**SOURCE DATA**
** BEGIN **

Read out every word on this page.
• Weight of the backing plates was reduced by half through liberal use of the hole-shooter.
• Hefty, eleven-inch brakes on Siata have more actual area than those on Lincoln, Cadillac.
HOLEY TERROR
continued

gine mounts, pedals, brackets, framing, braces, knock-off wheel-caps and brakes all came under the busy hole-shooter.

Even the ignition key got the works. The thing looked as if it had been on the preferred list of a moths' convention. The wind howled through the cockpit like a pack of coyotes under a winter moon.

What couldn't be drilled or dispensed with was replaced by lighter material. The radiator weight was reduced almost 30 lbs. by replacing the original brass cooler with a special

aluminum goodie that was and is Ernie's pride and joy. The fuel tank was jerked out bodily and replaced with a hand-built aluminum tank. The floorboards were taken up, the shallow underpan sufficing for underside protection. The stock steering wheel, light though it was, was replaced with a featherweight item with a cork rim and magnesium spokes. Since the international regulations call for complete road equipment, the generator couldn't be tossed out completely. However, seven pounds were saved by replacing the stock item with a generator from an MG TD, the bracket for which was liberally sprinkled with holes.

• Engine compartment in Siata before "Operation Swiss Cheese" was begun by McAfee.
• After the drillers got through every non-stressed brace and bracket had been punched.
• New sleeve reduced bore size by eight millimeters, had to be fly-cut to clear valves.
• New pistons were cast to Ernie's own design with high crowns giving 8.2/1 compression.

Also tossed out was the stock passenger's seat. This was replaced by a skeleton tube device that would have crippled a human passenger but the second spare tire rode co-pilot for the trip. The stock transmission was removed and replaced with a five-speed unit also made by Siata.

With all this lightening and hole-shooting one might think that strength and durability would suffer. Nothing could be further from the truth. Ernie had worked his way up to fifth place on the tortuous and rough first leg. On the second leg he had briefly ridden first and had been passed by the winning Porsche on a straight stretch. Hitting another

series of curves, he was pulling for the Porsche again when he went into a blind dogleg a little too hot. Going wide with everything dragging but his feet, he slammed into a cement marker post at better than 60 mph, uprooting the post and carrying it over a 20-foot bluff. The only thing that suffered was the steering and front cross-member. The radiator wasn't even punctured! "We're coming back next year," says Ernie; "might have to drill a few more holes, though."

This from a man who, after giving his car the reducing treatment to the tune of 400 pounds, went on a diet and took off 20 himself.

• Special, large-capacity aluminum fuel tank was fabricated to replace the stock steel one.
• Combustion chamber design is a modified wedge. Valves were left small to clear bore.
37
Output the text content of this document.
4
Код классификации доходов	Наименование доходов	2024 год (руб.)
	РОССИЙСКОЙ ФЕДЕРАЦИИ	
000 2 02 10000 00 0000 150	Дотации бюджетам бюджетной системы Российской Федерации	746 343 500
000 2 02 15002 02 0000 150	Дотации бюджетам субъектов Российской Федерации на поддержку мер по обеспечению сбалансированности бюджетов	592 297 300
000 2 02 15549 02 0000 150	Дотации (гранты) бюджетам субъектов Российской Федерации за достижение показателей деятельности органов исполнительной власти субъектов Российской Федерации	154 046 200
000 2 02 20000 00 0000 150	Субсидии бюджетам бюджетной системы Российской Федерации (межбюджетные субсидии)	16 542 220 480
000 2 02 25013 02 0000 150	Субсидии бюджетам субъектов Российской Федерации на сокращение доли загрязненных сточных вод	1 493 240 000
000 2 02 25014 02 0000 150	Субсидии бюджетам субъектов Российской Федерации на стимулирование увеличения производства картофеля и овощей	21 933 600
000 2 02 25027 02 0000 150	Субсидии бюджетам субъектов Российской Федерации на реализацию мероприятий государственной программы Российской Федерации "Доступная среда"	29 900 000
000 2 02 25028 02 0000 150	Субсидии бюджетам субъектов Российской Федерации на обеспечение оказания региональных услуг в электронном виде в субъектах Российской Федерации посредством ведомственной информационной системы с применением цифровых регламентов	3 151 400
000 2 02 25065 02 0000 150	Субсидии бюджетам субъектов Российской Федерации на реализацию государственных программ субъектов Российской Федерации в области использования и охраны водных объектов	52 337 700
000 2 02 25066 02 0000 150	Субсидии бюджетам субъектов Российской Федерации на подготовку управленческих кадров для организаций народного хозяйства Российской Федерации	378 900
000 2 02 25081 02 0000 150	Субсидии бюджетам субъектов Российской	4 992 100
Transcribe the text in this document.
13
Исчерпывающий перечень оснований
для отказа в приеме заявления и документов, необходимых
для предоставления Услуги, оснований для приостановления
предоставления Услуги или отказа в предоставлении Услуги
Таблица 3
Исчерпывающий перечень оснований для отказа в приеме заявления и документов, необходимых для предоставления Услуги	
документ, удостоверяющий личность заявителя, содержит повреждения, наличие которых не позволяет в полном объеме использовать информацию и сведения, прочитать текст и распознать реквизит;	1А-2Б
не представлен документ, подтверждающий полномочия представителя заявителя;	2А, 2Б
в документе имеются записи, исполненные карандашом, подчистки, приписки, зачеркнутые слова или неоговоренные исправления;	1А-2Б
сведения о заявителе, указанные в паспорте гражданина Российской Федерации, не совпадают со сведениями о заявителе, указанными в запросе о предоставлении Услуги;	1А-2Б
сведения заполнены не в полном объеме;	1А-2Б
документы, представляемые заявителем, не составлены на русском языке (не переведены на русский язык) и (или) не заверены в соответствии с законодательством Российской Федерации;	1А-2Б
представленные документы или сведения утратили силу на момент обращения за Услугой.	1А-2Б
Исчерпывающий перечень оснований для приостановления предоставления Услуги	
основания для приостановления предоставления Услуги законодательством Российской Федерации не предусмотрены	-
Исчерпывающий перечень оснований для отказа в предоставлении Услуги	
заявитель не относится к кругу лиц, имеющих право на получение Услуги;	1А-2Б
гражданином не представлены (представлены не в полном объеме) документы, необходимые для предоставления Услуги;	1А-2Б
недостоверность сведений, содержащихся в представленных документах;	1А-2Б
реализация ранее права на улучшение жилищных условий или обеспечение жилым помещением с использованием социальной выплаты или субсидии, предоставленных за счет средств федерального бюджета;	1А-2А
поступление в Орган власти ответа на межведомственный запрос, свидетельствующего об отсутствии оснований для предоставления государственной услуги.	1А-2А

** END **

**PROMPT**
Which lines include the word "заявления"? List them all.

**RESPONSE**
для отказа в приеме заявления и документов, необходимых
Исчерпывающий перечень оснований для отказа в приеме заявления и документов, необходимых для предоставления Услуги	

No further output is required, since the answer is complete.